** Start **

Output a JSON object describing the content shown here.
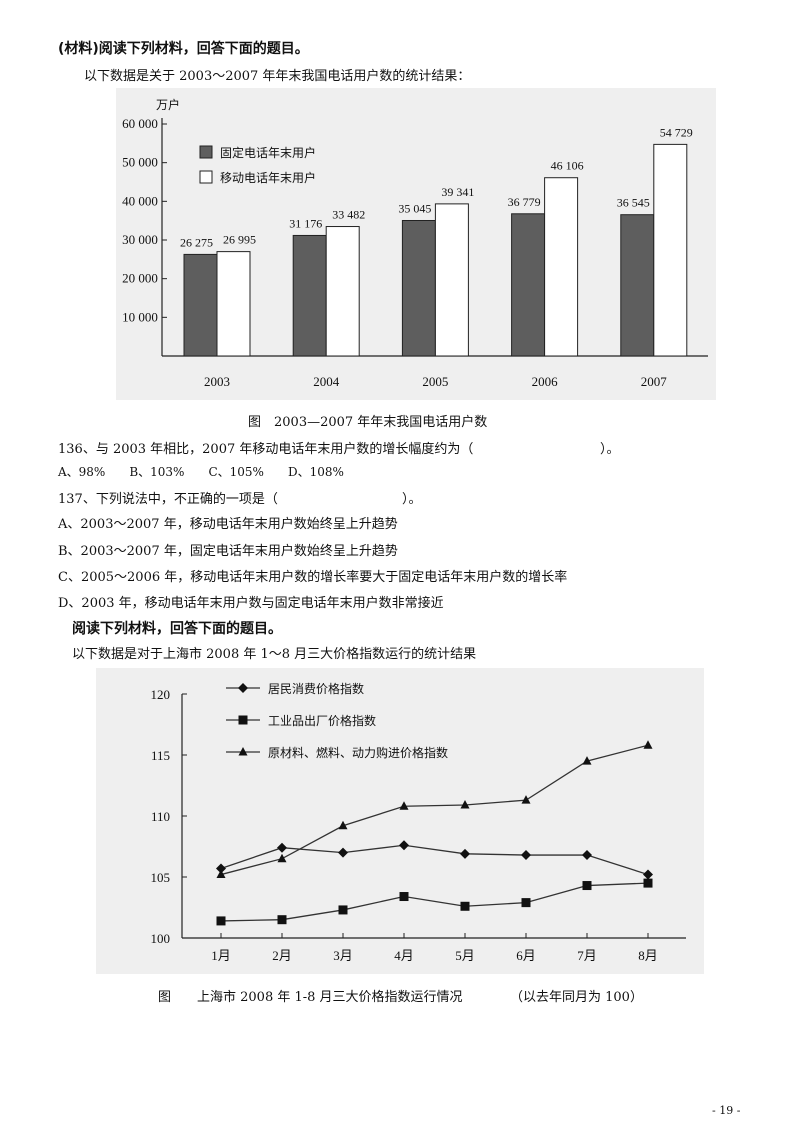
{
  "section1": {
    "heading": "(材料)阅读下列材料，回答下面的题目。",
    "intro": "以下数据是关于 2003～2007 年年末我国电话用户数的统计结果："
  },
  "chart1": {
    "unit": "万户",
    "caption": "图　2003—2007 年年末我国电话用户数"
  },
  "q136": {
    "stem": "136、与 2003 年相比，2007 年移动电话年末用户数的增长幅度约为（",
    "stem_end": "）。",
    "options": "A、98%　　B、103%　　C、105%　　D、108%"
  },
  "q137": {
    "stem": "137、下列说法中，不正确的一项是（",
    "stem_end": "）。",
    "option_a": "A、2003～2007 年，移动电话年末用户数始终呈上升趋势",
    "option_b": "B、2003～2007 年，固定电话年末用户数始终呈上升趋势",
    "option_c": "C、2005～2006 年，移动电话年末用户数的增长率要大于固定电话年末用户数的增长率",
    "option_d": "D、2003 年，移动电话年末用户数与固定电话年末用户数非常接近"
  },
  "section2": {
    "heading": "阅读下列材料，回答下面的题目。",
    "intro": "以下数据是对于上海市 2008 年 1～8 月三大价格指数运行的统计结果"
  },
  "chart2": {
    "caption": "图　　上海市 2008 年 1-8 月三大价格指数运行情况",
    "caption_note": "（以去年同月为 100）"
  },
  "page_number": "- 19 -",
  "chart_data": [
    {
      "type": "bar",
      "categories": [
        "2003",
        "2004",
        "2005",
        "2006",
        "2007"
      ],
      "series": [
        {
          "name": "固定电话年末用户",
          "values": [
            26275,
            31176,
            35045,
            36779,
            36545
          ],
          "labels": [
            "26 275",
            "31 176",
            "35 045",
            "36 779",
            "36 545"
          ],
          "color": "#5e5e5e"
        },
        {
          "name": "移动电话年末用户",
          "values": [
            26995,
            33482,
            39341,
            46106,
            54729
          ],
          "labels": [
            "26 995",
            "33 482",
            "39 341",
            "46 106",
            "54 729"
          ],
          "color": "#ffffff"
        }
      ],
      "ylabel": "万户",
      "ylim": [
        0,
        60000
      ],
      "yticks": [
        10000,
        20000,
        30000,
        40000,
        50000,
        60000
      ],
      "ytick_labels": [
        "10 000",
        "20 000",
        "30 000",
        "40 000",
        "50 000",
        "60 000"
      ],
      "legend": "top-left",
      "grid": false
    },
    {
      "type": "line",
      "categories": [
        "1月",
        "2月",
        "3月",
        "4月",
        "5月",
        "6月",
        "7月",
        "8月"
      ],
      "series": [
        {
          "name": "居民消费价格指数",
          "marker": "diamond",
          "values": [
            105.7,
            107.4,
            107.0,
            107.6,
            106.9,
            106.8,
            106.8,
            105.2
          ]
        },
        {
          "name": "工业品出厂价格指数",
          "marker": "square",
          "values": [
            101.4,
            101.5,
            102.3,
            103.4,
            102.6,
            102.9,
            104.3,
            104.5
          ]
        },
        {
          "name": "原材料、燃料、动力购进价格指数",
          "marker": "triangle",
          "values": [
            105.2,
            106.5,
            109.2,
            110.8,
            110.9,
            111.3,
            114.5,
            115.8
          ]
        }
      ],
      "ylim": [
        100,
        120
      ],
      "yticks": [
        100,
        105,
        110,
        115,
        120
      ],
      "legend": "top-left",
      "grid": false
    }
  ]
}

** End **

● Task statement:
Repeat each record exactly, with the pictures left out.

● Exercise output:
Output a JSON object describing the content shown here.
{
  "section1": {
    "heading": "(材料)阅读下列材料，回答下面的题目。",
    "intro": "以下数据是关于 2003～2007 年年末我国电话用户数的统计结果："
  },
  "chart1": {
    "unit": "万户",
    "caption": "图　2003—2007 年年末我国电话用户数"
  },
  "q136": {
    "stem": "136、与 2003 年相比，2007 年移动电话年末用户数的增长幅度约为（",
    "stem_end": "）。",
    "options": "A、98%　　B、103%　　C、105%　　D、108%"
  },
  "q137": {
    "stem": "137、下列说法中，不正确的一项是（",
    "stem_end": "）。",
    "option_a": "A、2003～2007 年，移动电话年末用户数始终呈上升趋势",
    "option_b": "B、2003～2007 年，固定电话年末用户数始终呈上升趋势",
    "option_c": "C、2005～2006 年，移动电话年末用户数的增长率要大于固定电话年末用户数的增长率",
    "option_d": "D、2003 年，移动电话年末用户数与固定电话年末用户数非常接近"
  },
  "section2": {
    "heading": "阅读下列材料，回答下面的题目。",
    "intro": "以下数据是对于上海市 2008 年 1～8 月三大价格指数运行的统计结果"
  },
  "chart2": {
    "caption": "图　　上海市 2008 年 1-8 月三大价格指数运行情况",
    "caption_note": "（以去年同月为 100）"
  },
  "page_number": "- 19 -",
  "chart_data": [
    {
      "type": "bar",
      "categories": [
        "2003",
        "2004",
        "2005",
        "2006",
        "2007"
      ],
      "series": [
        {
          "name": "固定电话年末用户",
          "values": [
            26275,
            31176,
            35045,
            36779,
            36545
          ],
          "labels": [
            "26 275",
            "31 176",
            "35 045",
            "36 779",
            "36 545"
          ],
          "color": "#5e5e5e"
        },
        {
          "name": "移动电话年末用户",
          "values": [
            26995,
            33482,
            39341,
            46106,
            54729
          ],
          "labels": [
            "26 995",
            "33 482",
            "39 341",
            "46 106",
            "54 729"
          ],
          "color": "#ffffff"
        }
      ],
      "ylabel": "万户",
      "ylim": [
        0,
        60000
      ],
      "yticks": [
        10000,
        20000,
        30000,
        40000,
        50000,
        60000
      ],
      "ytick_labels": [
        "10 000",
        "20 000",
        "30 000",
        "40 000",
        "50 000",
        "60 000"
      ],
      "legend": "top-left",
      "grid": false
    },
    {
      "type": "line",
      "categories": [
        "1月",
        "2月",
        "3月",
        "4月",
        "5月",
        "6月",
        "7月",
        "8月"
      ],
      "series": [
        {
          "name": "居民消费价格指数",
          "marker": "diamond",
          "values": [
            105.7,
            107.4,
            107.0,
            107.6,
            106.9,
            106.8,
            106.8,
            105.2
          ]
        },
        {
          "name": "工业品出厂价格指数",
          "marker": "square",
          "values": [
            101.4,
            101.5,
            102.3,
            103.4,
            102.6,
            102.9,
            104.3,
            104.5
          ]
        },
        {
          "name": "原材料、燃料、动力购进价格指数",
          "marker": "triangle",
          "values": [
            105.2,
            106.5,
            109.2,
            110.8,
            110.9,
            111.3,
            114.5,
            115.8
          ]
        }
      ],
      "ylim": [
        100,
        120
      ],
      "yticks": [
        100,
        105,
        110,
        115,
        120
      ],
      "legend": "top-left",
      "grid": false
    }
  ]
}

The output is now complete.